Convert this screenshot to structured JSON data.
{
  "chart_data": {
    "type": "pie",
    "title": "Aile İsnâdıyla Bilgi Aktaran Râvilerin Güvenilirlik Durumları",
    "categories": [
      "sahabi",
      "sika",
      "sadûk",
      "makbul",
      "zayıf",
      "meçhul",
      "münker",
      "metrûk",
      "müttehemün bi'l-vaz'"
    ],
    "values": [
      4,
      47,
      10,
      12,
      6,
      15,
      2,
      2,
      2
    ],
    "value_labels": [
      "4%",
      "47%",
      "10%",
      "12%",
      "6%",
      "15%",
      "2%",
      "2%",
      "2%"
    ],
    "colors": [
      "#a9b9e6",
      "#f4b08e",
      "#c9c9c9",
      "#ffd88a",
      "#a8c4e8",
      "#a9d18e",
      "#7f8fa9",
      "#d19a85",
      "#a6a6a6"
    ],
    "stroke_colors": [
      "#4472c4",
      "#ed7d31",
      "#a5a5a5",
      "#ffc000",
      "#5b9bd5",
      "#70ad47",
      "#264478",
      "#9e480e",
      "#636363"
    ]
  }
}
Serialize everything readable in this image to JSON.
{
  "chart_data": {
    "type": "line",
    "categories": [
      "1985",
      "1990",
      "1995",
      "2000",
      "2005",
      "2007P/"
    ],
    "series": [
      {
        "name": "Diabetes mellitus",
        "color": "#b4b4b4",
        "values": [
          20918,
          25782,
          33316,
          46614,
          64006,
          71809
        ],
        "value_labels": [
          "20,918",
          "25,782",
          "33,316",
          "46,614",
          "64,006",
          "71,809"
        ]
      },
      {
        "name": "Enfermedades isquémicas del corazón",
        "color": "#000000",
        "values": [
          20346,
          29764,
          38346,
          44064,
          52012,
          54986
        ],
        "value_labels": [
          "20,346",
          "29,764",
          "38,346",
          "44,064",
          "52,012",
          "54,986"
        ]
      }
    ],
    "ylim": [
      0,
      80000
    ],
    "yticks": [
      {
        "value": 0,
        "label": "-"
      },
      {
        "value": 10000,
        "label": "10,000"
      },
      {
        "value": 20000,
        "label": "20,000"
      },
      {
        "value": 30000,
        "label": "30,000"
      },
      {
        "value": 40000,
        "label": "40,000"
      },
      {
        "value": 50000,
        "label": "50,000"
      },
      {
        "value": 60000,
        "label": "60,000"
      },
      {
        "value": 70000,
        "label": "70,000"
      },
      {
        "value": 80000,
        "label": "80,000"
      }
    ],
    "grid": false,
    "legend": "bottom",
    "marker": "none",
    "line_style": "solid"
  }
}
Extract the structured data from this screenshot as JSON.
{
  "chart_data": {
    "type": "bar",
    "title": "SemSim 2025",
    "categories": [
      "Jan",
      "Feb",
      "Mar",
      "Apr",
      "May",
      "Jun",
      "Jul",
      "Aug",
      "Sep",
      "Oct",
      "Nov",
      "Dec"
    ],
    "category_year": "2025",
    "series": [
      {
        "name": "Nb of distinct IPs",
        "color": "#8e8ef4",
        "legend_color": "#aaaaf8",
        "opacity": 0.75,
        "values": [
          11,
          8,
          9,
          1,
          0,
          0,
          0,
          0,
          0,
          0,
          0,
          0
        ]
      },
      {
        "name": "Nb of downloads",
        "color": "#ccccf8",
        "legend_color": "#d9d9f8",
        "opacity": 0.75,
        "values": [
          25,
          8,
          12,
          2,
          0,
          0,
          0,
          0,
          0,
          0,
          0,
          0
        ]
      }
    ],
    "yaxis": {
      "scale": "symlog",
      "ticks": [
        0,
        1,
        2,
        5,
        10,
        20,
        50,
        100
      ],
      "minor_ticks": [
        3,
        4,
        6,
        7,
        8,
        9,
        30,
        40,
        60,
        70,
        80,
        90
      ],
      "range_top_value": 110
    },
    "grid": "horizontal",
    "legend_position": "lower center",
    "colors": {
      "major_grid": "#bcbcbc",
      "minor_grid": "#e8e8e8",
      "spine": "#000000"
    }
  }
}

* Given request:
Quote all the records. Keep every word exact.

* Response to this task:
Convert this screenshot to structured JSON data.
{
  "chart_data": {
    "type": "pie",
    "title": "Aile İsnâdıyla Bilgi Aktaran Râvilerin Güvenilirlik Durumları",
    "categories": [
      "sahabi",
      "sika",
      "sadûk",
      "makbul",
      "zayıf",
      "meçhul",
      "münker",
      "metrûk",
      "müttehemün bi'l-vaz'"
    ],
    "values": [
      4,
      47,
      10,
      12,
      6,
      15,
      2,
      2,
      2
    ],
    "value_labels": [
      "4%",
      "47%",
      "10%",
      "12%",
      "6%",
      "15%",
      "2%",
      "2%",
      "2%"
    ],
    "colors": [
      "#a9b9e6",
      "#f4b08e",
      "#c9c9c9",
      "#ffd88a",
      "#a8c4e8",
      "#a9d18e",
      "#7f8fa9",
      "#d19a85",
      "#a6a6a6"
    ],
    "stroke_colors": [
      "#4472c4",
      "#ed7d31",
      "#a5a5a5",
      "#ffc000",
      "#5b9bd5",
      "#70ad47",
      "#264478",
      "#9e480e",
      "#636363"
    ]
  }
}
Serialize everything readable in this image to JSON.
{
  "chart_data": {
    "type": "line",
    "categories": [
      "1985",
      "1990",
      "1995",
      "2000",
      "2005",
      "2007P/"
    ],
    "series": [
      {
        "name": "Diabetes mellitus",
        "color": "#b4b4b4",
        "values": [
          20918,
          25782,
          33316,
          46614,
          64006,
          71809
        ],
        "value_labels": [
          "20,918",
          "25,782",
          "33,316",
          "46,614",
          "64,006",
          "71,809"
        ]
      },
      {
        "name": "Enfermedades isquémicas del corazón",
        "color": "#000000",
        "values": [
          20346,
          29764,
          38346,
          44064,
          52012,
          54986
        ],
        "value_labels": [
          "20,346",
          "29,764",
          "38,346",
          "44,064",
          "52,012",
          "54,986"
        ]
      }
    ],
    "ylim": [
      0,
      80000
    ],
    "yticks": [
      {
        "value": 0,
        "label": "-"
      },
      {
        "value": 10000,
        "label": "10,000"
      },
      {
        "value": 20000,
        "label": "20,000"
      },
      {
        "value": 30000,
        "label": "30,000"
      },
      {
        "value": 40000,
        "label": "40,000"
      },
      {
        "value": 50000,
        "label": "50,000"
      },
      {
        "value": 60000,
        "label": "60,000"
      },
      {
        "value": 70000,
        "label": "70,000"
      },
      {
        "value": 80000,
        "label": "80,000"
      }
    ],
    "grid": false,
    "legend": "bottom",
    "marker": "none",
    "line_style": "solid"
  }
}
Extract the structured data from this screenshot as JSON.
{
  "chart_data": {
    "type": "bar",
    "title": "SemSim 2025",
    "categories": [
      "Jan",
      "Feb",
      "Mar",
      "Apr",
      "May",
      "Jun",
      "Jul",
      "Aug",
      "Sep",
      "Oct",
      "Nov",
      "Dec"
    ],
    "category_year": "2025",
    "series": [
      {
        "name": "Nb of distinct IPs",
        "color": "#8e8ef4",
        "legend_color": "#aaaaf8",
        "opacity": 0.75,
        "values": [
          11,
          8,
          9,
          1,
          0,
          0,
          0,
          0,
          0,
          0,
          0,
          0
        ]
      },
      {
        "name": "Nb of downloads",
        "color": "#ccccf8",
        "legend_color": "#d9d9f8",
        "opacity": 0.75,
        "values": [
          25,
          8,
          12,
          2,
          0,
          0,
          0,
          0,
          0,
          0,
          0,
          0
        ]
      }
    ],
    "yaxis": {
      "scale": "symlog",
      "ticks": [
        0,
        1,
        2,
        5,
        10,
        20,
        50,
        100
      ],
      "minor_ticks": [
        3,
        4,
        6,
        7,
        8,
        9,
        30,
        40,
        60,
        70,
        80,
        90
      ],
      "range_top_value": 110
    },
    "grid": "horizontal",
    "legend_position": "lower center",
    "colors": {
      "major_grid": "#bcbcbc",
      "minor_grid": "#e8e8e8",
      "spine": "#000000"
    }
  }
}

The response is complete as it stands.